## Given records
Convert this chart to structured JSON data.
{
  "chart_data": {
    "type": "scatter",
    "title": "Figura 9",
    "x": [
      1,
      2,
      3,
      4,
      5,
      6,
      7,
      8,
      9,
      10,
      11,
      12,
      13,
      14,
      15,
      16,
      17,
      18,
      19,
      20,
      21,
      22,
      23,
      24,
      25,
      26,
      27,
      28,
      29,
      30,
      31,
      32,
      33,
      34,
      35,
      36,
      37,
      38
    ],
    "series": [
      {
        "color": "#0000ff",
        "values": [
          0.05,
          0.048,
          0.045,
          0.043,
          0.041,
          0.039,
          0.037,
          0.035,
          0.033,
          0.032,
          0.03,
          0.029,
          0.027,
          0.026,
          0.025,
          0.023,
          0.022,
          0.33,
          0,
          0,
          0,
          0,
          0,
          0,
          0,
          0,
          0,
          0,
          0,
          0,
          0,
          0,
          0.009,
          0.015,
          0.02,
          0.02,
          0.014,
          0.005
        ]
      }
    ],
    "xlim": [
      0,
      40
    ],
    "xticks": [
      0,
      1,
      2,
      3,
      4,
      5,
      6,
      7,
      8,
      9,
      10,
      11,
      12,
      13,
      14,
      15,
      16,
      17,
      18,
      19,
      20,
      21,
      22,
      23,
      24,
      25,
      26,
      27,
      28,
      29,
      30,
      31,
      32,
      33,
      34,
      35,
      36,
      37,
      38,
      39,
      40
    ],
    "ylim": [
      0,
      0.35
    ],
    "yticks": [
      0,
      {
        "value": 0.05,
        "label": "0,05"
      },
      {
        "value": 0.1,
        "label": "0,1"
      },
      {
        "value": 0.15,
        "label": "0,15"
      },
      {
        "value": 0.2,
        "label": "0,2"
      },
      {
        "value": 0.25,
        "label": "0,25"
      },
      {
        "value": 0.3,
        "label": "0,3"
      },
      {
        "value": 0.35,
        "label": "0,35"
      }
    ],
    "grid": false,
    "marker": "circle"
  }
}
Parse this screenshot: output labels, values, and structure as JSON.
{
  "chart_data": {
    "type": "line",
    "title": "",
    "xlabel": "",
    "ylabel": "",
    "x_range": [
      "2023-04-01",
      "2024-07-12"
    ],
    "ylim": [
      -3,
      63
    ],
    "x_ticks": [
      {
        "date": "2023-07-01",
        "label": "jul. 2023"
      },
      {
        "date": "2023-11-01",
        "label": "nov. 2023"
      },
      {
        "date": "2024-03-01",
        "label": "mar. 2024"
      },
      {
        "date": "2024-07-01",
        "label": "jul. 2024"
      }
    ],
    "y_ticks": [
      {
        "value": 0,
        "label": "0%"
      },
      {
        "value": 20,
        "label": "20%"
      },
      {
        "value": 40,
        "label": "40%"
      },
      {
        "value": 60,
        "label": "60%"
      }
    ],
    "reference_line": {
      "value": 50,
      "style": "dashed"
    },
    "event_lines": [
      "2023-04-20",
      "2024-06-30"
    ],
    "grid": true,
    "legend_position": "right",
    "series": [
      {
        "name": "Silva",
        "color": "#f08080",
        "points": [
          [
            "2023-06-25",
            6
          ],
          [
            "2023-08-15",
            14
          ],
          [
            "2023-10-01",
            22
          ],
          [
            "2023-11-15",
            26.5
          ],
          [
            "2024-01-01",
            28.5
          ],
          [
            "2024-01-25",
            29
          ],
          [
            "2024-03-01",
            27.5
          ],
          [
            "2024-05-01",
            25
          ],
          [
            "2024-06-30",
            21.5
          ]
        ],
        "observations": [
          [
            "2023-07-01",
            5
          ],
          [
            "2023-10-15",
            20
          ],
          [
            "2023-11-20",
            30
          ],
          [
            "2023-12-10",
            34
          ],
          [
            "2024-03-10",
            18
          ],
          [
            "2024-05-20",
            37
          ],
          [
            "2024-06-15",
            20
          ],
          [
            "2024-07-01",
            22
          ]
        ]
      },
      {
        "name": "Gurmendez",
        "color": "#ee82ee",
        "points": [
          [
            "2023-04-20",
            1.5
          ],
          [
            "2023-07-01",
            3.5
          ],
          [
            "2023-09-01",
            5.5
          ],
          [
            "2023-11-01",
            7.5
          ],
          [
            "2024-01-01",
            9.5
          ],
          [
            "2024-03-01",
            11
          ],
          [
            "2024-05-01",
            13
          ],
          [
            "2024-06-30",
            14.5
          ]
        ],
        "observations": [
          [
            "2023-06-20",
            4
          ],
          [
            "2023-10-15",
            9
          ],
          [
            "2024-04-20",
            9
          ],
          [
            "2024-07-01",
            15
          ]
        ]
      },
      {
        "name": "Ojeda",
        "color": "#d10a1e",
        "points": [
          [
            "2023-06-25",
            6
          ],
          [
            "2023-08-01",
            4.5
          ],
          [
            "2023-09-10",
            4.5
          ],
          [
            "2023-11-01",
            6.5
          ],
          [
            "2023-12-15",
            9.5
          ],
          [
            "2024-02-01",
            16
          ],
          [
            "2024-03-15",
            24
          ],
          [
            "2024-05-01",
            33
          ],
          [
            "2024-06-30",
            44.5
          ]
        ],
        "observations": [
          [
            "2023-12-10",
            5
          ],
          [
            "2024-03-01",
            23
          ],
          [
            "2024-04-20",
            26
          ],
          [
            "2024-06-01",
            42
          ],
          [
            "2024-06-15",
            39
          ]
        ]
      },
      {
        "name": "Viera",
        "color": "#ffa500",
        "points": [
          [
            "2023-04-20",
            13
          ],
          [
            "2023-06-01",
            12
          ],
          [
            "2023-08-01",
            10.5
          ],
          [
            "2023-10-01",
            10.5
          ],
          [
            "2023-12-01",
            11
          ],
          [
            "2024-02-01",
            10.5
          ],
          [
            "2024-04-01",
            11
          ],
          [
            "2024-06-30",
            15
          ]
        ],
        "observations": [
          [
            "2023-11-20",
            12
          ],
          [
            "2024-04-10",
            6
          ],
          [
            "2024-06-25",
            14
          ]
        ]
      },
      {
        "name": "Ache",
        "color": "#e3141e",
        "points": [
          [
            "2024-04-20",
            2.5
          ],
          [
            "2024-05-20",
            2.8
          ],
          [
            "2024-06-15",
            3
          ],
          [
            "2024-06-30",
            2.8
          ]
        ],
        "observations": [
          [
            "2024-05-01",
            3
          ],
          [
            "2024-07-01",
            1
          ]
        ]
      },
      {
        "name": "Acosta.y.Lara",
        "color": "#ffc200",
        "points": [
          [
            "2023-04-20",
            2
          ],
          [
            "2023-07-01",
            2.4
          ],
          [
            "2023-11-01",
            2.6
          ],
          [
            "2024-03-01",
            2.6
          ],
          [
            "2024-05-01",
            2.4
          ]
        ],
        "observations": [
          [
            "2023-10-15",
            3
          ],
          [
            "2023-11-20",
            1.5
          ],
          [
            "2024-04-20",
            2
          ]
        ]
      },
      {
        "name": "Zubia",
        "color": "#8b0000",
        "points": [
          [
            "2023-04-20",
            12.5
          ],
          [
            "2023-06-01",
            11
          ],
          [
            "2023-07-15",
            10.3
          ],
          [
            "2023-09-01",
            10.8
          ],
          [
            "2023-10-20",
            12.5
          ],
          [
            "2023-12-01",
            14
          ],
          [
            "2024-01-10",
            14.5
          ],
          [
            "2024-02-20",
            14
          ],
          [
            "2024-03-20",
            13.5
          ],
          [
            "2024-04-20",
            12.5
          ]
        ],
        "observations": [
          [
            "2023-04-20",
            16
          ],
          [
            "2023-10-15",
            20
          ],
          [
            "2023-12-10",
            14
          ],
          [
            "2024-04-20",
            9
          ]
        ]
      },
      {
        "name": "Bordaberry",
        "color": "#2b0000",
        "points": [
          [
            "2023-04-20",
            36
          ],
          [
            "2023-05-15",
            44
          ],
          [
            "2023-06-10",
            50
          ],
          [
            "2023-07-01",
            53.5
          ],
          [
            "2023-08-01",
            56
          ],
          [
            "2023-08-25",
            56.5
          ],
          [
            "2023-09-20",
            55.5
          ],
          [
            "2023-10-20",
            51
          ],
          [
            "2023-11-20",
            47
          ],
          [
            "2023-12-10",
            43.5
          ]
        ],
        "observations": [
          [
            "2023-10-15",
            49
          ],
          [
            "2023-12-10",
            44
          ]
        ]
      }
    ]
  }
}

## Stated task
Compute the number of lines above that contain the string "color". Reply with that value only.

## Reply
9